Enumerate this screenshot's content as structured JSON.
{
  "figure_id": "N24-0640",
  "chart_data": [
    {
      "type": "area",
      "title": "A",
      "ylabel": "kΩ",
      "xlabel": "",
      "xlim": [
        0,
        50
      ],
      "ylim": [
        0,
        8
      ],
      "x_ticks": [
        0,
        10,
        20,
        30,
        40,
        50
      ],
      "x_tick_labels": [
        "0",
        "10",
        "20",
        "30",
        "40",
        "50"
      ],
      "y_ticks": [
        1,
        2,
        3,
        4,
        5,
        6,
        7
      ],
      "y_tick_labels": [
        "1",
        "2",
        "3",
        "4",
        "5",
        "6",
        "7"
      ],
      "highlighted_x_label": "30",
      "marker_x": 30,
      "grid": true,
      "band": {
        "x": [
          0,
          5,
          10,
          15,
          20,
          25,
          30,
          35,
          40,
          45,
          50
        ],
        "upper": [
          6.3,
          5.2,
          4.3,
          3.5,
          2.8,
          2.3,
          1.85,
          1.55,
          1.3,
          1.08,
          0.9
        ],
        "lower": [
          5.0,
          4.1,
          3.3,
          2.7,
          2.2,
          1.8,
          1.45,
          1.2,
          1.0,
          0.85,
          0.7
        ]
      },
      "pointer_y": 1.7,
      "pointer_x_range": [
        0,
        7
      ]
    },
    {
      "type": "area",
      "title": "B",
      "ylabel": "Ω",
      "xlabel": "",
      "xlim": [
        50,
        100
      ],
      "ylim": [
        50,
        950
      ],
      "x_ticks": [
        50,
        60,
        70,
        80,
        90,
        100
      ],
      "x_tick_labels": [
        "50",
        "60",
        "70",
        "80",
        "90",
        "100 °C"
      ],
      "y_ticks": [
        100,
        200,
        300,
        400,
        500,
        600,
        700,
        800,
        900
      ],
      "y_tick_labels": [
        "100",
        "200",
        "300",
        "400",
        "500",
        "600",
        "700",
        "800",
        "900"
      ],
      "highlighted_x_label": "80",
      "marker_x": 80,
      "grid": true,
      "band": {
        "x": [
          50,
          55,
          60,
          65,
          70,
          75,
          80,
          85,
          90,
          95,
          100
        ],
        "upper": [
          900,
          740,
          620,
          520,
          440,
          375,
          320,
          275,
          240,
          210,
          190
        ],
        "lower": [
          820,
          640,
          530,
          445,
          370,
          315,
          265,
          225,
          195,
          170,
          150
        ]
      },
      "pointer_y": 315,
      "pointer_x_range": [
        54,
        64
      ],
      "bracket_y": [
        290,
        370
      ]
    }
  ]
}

^^^^

## [Brief]
Copy out the full set of records precisely, leaving nothing out.

## [Response to this exercise]
Enumerate this screenshot's content as structured JSON.
{
  "figure_id": "N24-0640",
  "chart_data": [
    {
      "type": "area",
      "title": "A",
      "ylabel": "kΩ",
      "xlabel": "",
      "xlim": [
        0,
        50
      ],
      "ylim": [
        0,
        8
      ],
      "x_ticks": [
        0,
        10,
        20,
        30,
        40,
        50
      ],
      "x_tick_labels": [
        "0",
        "10",
        "20",
        "30",
        "40",
        "50"
      ],
      "y_ticks": [
        1,
        2,
        3,
        4,
        5,
        6,
        7
      ],
      "y_tick_labels": [
        "1",
        "2",
        "3",
        "4",
        "5",
        "6",
        "7"
      ],
      "highlighted_x_label": "30",
      "marker_x": 30,
      "grid": true,
      "band": {
        "x": [
          0,
          5,
          10,
          15,
          20,
          25,
          30,
          35,
          40,
          45,
          50
        ],
        "upper": [
          6.3,
          5.2,
          4.3,
          3.5,
          2.8,
          2.3,
          1.85,
          1.55,
          1.3,
          1.08,
          0.9
        ],
        "lower": [
          5.0,
          4.1,
          3.3,
          2.7,
          2.2,
          1.8,
          1.45,
          1.2,
          1.0,
          0.85,
          0.7
        ]
      },
      "pointer_y": 1.7,
      "pointer_x_range": [
        0,
        7
      ]
    },
    {
      "type": "area",
      "title": "B",
      "ylabel": "Ω",
      "xlabel": "",
      "xlim": [
        50,
        100
      ],
      "ylim": [
        50,
        950
      ],
      "x_ticks": [
        50,
        60,
        70,
        80,
        90,
        100
      ],
      "x_tick_labels": [
        "50",
        "60",
        "70",
        "80",
        "90",
        "100 °C"
      ],
      "y_ticks": [
        100,
        200,
        300,
        400,
        500,
        600,
        700,
        800,
        900
      ],
      "y_tick_labels": [
        "100",
        "200",
        "300",
        "400",
        "500",
        "600",
        "700",
        "800",
        "900"
      ],
      "highlighted_x_label": "80",
      "marker_x": 80,
      "grid": true,
      "band": {
        "x": [
          50,
          55,
          60,
          65,
          70,
          75,
          80,
          85,
          90,
          95,
          100
        ],
        "upper": [
          900,
          740,
          620,
          520,
          440,
          375,
          320,
          275,
          240,
          210,
          190
        ],
        "lower": [
          820,
          640,
          530,
          445,
          370,
          315,
          265,
          225,
          195,
          170,
          150
        ]
      },
      "pointer_y": 315,
      "pointer_x_range": [
        54,
        64
      ],
      "bracket_y": [
        290,
        370
      ]
    }
  ]
}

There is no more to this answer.